_Problem description:_
Filter this data down to the lines that hold "يبقى", and copy them.

-- START --

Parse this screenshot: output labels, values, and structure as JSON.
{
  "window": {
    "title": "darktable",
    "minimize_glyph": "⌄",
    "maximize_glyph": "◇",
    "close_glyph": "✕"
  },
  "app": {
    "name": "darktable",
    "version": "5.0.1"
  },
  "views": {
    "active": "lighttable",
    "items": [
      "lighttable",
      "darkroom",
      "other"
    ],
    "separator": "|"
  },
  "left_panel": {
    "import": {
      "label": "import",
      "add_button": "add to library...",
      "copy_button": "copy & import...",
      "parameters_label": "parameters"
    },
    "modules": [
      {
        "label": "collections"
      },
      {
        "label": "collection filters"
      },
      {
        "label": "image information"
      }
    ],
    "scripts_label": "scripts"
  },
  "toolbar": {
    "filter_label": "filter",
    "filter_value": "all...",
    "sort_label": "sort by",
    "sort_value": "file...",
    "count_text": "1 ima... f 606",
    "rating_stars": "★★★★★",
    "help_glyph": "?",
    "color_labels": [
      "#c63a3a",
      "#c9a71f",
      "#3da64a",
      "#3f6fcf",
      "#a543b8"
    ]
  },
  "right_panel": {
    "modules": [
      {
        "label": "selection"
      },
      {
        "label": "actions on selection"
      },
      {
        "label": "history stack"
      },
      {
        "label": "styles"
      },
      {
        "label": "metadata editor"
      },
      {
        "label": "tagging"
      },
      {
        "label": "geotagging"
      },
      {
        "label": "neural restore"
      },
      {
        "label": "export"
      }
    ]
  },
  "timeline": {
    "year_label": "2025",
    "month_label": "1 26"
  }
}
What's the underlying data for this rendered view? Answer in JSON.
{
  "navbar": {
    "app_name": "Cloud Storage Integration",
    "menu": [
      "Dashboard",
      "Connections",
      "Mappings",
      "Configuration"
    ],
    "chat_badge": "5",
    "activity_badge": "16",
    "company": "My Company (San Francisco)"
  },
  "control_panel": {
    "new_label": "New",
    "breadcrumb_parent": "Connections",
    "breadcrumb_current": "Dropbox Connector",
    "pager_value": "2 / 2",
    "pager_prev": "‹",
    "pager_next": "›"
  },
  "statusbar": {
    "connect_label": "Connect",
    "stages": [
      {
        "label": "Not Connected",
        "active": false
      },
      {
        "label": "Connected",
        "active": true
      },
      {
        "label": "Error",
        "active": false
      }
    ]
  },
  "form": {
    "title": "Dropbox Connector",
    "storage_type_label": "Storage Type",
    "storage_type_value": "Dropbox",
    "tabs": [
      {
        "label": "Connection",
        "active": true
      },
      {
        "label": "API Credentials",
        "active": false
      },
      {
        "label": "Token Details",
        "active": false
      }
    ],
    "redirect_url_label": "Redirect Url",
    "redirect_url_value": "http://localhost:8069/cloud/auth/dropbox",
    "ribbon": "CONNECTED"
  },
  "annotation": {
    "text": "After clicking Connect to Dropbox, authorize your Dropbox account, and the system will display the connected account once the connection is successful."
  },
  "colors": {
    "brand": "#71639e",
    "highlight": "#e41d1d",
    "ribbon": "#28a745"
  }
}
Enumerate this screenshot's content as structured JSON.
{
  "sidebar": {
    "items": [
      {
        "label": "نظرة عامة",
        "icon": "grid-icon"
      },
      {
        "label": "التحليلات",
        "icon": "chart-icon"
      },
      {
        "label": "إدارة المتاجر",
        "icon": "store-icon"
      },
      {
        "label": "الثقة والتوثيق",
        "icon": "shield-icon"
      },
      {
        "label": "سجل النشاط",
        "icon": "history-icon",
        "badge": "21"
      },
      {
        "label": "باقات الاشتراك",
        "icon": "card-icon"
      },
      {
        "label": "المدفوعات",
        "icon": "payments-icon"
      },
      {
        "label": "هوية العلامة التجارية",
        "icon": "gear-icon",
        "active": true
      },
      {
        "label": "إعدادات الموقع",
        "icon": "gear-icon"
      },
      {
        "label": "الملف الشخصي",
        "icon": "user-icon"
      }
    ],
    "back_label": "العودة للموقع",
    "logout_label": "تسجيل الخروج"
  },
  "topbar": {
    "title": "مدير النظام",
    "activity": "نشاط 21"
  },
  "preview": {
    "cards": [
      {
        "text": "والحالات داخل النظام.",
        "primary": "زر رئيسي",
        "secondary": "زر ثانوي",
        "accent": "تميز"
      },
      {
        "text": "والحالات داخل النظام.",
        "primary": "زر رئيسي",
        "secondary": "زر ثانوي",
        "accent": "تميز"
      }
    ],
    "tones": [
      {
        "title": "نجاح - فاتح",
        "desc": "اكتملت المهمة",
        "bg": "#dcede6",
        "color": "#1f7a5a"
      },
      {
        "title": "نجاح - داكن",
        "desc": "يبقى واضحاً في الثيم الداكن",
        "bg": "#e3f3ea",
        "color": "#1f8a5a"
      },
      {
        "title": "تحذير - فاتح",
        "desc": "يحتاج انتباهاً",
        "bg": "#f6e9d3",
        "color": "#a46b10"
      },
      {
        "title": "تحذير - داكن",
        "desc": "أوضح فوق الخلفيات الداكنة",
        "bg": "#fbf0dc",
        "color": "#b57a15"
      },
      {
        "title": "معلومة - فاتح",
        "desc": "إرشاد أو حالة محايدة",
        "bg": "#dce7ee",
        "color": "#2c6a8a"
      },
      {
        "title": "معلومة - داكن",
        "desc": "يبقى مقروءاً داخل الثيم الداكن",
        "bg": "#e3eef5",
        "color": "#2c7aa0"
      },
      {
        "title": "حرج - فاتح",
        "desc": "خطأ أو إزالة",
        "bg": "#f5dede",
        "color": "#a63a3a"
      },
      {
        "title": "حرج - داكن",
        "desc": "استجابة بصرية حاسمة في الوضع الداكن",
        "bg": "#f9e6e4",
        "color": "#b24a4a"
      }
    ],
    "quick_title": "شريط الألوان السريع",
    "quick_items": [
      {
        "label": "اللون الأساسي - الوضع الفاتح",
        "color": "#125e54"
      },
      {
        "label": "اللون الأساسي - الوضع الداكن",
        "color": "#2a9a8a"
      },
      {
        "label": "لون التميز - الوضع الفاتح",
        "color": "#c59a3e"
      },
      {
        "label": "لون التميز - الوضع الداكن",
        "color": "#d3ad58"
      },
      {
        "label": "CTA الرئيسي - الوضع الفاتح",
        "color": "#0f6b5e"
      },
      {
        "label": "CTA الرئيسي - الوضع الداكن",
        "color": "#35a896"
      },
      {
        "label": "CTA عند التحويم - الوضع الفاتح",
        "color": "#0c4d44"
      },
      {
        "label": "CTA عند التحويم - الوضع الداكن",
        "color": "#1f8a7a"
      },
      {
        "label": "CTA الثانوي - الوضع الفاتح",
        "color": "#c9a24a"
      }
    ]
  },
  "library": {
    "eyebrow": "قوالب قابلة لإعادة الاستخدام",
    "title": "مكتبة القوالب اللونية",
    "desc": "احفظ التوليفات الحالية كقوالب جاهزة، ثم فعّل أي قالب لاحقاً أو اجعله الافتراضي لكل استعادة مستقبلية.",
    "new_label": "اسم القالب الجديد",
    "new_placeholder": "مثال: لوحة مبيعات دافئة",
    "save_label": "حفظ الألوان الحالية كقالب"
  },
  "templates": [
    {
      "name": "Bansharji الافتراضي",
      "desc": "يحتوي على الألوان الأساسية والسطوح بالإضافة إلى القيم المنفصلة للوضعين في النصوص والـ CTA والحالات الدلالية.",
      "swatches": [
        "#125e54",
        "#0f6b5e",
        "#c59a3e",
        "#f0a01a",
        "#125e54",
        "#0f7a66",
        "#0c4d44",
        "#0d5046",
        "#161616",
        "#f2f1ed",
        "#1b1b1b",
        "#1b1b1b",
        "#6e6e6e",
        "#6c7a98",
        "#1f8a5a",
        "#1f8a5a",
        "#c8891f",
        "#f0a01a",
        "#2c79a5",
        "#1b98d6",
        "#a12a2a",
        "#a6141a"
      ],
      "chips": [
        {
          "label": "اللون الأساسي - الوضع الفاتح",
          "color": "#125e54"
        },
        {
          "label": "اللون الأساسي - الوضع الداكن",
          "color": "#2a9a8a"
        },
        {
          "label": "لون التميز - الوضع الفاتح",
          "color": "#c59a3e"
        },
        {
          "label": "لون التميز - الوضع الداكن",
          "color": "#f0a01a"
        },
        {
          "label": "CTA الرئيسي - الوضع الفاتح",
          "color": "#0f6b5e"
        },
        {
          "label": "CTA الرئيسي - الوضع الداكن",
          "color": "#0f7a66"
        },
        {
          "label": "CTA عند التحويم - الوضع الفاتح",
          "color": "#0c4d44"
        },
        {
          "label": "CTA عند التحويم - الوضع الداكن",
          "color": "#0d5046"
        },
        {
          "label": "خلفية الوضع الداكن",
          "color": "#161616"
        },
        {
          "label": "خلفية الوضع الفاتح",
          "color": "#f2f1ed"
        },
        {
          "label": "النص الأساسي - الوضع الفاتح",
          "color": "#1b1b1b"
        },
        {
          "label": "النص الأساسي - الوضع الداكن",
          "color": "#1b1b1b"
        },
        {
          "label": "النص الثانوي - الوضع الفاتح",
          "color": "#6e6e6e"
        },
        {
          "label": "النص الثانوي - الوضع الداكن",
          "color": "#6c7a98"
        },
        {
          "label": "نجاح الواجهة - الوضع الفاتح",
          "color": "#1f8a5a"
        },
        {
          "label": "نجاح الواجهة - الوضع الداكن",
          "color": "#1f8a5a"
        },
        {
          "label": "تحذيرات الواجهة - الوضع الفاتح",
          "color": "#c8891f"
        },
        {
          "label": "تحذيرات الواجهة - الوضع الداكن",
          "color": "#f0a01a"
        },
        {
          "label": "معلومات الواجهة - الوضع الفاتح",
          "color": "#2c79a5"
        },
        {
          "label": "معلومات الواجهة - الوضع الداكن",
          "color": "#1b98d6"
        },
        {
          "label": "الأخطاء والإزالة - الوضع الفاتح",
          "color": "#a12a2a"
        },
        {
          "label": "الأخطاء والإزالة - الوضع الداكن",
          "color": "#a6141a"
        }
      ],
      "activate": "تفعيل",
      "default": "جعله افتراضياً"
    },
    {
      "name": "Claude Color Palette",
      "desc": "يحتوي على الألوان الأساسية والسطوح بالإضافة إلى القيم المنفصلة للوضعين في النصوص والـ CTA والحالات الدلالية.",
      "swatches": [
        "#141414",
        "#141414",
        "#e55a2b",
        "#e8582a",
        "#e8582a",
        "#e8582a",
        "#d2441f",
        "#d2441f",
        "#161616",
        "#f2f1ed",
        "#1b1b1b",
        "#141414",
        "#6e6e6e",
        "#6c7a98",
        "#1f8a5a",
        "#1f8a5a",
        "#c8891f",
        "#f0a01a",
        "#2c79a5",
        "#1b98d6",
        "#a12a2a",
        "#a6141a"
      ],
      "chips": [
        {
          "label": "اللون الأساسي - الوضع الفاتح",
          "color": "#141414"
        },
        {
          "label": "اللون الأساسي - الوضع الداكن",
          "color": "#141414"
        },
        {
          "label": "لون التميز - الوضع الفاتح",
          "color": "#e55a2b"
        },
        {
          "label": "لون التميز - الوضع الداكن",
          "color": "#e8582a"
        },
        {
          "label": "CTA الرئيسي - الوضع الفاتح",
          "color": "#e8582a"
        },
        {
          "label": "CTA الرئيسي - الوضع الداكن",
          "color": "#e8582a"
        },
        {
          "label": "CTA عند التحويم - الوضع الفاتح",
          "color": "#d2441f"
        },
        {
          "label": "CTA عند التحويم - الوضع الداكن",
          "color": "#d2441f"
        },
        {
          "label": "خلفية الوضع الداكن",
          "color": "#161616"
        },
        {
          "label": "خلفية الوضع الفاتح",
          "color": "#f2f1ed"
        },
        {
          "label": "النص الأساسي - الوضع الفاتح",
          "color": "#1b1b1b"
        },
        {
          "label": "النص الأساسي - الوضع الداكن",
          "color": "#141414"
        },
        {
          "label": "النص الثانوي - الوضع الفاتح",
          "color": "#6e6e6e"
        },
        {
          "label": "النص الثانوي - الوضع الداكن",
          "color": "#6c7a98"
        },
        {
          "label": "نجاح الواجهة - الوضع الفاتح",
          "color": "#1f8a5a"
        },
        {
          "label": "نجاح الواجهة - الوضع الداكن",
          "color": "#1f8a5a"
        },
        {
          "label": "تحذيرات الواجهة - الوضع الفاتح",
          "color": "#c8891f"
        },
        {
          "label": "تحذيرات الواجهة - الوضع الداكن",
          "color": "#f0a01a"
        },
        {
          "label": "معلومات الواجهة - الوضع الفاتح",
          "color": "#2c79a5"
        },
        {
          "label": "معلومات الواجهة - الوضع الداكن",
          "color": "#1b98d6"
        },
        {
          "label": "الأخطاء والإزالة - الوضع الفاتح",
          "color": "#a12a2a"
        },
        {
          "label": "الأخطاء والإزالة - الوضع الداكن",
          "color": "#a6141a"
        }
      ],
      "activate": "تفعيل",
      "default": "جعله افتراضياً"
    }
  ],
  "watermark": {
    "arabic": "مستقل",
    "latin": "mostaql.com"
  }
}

-- END --

_The solution:_
        "desc": "يبقى واضحاً في الثيم الداكن",
        "desc": "يبقى مقروءاً داخل الثيم الداكن",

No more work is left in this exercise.